## [Exercise requirements]
From the listing below, select every line where the word "продаж" appears.

Recorded data
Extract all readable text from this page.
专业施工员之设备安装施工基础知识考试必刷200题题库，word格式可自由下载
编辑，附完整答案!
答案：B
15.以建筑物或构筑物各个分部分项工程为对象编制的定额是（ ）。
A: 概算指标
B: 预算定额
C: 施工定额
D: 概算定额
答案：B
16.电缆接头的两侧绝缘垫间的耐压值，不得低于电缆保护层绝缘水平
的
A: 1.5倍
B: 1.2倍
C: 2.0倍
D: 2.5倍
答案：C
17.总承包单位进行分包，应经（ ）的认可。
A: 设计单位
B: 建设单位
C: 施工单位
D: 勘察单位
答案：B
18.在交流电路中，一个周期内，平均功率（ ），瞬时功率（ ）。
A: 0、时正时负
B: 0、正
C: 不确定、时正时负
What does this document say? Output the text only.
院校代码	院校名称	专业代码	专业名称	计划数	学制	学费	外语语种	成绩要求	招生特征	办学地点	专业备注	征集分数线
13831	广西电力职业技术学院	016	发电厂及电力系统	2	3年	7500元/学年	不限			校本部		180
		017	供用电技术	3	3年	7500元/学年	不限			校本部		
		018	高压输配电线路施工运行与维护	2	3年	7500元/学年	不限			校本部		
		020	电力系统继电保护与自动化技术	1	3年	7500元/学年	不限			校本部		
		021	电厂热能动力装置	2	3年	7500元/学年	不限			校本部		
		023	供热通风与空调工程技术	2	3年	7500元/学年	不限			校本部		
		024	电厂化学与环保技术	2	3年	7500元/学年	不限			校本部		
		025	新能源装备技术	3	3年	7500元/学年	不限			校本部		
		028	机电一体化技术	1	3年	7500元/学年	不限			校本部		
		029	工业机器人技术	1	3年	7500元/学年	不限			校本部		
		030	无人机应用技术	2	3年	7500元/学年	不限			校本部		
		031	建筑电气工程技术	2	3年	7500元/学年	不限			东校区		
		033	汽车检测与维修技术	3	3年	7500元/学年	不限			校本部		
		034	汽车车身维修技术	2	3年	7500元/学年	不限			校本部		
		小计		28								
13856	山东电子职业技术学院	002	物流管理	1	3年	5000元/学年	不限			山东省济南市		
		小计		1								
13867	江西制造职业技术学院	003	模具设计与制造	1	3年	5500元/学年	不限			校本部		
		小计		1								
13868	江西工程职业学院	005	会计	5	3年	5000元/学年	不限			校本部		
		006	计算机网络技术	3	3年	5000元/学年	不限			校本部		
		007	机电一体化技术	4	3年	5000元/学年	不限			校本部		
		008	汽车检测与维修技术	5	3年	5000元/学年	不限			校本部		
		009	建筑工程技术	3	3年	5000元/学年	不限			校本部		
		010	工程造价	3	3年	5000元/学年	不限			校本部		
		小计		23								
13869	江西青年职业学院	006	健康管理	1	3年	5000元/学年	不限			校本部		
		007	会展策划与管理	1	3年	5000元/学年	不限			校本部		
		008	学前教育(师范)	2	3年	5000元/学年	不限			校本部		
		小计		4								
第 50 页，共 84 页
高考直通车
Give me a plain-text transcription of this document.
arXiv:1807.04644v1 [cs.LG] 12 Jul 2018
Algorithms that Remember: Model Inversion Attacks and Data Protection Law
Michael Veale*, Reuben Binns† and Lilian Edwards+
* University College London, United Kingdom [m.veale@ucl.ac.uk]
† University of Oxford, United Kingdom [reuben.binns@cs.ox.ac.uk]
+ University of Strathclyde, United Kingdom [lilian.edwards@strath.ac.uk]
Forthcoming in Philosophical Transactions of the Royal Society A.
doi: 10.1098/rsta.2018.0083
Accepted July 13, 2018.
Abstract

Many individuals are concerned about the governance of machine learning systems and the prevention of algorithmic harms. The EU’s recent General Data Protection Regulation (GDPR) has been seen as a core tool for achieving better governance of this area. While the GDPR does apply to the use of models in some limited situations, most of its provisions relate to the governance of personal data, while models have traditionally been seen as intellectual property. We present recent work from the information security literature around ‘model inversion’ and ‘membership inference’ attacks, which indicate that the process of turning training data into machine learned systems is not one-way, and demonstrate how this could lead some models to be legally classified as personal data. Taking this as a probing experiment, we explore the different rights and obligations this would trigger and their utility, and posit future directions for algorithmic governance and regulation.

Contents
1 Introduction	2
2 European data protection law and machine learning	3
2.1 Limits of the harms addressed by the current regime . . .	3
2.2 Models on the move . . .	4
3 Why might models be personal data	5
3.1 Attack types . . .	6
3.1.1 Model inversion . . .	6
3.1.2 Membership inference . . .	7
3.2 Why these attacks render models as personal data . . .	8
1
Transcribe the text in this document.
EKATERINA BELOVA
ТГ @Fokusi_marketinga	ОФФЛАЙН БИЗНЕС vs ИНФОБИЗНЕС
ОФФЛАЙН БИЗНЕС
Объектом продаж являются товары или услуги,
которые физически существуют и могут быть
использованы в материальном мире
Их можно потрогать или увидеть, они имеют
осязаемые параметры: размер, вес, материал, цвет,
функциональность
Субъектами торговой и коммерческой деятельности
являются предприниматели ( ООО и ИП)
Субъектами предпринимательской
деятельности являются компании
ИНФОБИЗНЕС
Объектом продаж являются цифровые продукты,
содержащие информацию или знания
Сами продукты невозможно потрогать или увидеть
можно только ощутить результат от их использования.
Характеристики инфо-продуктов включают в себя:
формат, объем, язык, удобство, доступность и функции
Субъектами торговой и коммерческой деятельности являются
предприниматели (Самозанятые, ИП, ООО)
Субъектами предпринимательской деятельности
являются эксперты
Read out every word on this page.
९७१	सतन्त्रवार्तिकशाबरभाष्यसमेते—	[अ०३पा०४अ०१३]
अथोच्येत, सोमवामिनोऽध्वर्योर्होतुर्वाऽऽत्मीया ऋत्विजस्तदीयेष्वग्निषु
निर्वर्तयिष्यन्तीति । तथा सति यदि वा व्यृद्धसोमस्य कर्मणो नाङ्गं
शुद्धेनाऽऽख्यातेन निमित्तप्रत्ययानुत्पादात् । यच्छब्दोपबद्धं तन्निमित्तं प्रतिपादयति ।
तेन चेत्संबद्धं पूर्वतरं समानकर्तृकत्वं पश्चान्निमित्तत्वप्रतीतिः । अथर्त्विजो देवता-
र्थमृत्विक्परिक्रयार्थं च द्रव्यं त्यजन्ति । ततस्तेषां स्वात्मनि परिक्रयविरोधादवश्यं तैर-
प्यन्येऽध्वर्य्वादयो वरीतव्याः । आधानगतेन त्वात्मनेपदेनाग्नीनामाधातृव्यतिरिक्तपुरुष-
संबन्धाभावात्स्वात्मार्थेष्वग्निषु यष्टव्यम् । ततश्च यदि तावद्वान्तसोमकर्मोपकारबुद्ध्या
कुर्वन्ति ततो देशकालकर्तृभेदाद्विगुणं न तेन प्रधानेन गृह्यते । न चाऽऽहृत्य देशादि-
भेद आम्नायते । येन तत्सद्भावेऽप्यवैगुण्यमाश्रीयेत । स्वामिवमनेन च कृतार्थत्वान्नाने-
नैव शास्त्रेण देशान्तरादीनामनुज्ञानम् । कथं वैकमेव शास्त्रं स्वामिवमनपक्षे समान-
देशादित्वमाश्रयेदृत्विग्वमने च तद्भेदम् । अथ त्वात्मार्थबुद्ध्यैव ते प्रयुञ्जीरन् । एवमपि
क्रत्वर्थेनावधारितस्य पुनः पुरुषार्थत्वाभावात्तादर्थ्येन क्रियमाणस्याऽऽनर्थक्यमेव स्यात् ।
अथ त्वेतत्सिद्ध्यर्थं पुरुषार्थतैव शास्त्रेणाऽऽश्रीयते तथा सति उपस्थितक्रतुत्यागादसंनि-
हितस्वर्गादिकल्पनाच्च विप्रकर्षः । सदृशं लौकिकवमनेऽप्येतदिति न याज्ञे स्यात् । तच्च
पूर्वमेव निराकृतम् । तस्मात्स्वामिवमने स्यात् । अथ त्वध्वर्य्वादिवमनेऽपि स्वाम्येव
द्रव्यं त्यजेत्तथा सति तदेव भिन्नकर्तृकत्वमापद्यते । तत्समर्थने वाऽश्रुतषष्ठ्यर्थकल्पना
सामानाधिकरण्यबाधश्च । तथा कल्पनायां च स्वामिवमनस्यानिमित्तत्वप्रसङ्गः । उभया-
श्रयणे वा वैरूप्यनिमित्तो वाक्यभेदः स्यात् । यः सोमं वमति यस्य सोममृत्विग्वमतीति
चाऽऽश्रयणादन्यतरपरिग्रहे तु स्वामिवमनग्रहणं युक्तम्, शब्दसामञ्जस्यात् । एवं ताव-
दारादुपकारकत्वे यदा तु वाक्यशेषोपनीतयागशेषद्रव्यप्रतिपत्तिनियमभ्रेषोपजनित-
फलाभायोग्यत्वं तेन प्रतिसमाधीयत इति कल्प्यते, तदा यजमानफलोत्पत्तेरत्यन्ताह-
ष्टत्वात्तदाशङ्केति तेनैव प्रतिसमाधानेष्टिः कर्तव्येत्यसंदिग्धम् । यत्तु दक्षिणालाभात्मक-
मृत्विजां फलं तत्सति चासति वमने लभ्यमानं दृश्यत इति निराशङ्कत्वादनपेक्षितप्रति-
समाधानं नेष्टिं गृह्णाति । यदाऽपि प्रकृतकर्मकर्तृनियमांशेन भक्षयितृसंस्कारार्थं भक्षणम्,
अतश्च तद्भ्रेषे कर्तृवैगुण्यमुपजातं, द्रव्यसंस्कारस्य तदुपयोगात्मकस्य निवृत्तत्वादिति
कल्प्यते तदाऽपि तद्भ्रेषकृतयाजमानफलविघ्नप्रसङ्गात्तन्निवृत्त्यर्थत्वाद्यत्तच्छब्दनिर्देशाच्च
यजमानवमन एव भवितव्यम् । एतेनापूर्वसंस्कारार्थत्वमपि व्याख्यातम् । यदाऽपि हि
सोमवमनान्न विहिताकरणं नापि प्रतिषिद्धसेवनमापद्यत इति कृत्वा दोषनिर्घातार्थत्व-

## [Worked answer]
Объектом продаж являются товары или услуги,
Объектом продаж являются цифровые продукты,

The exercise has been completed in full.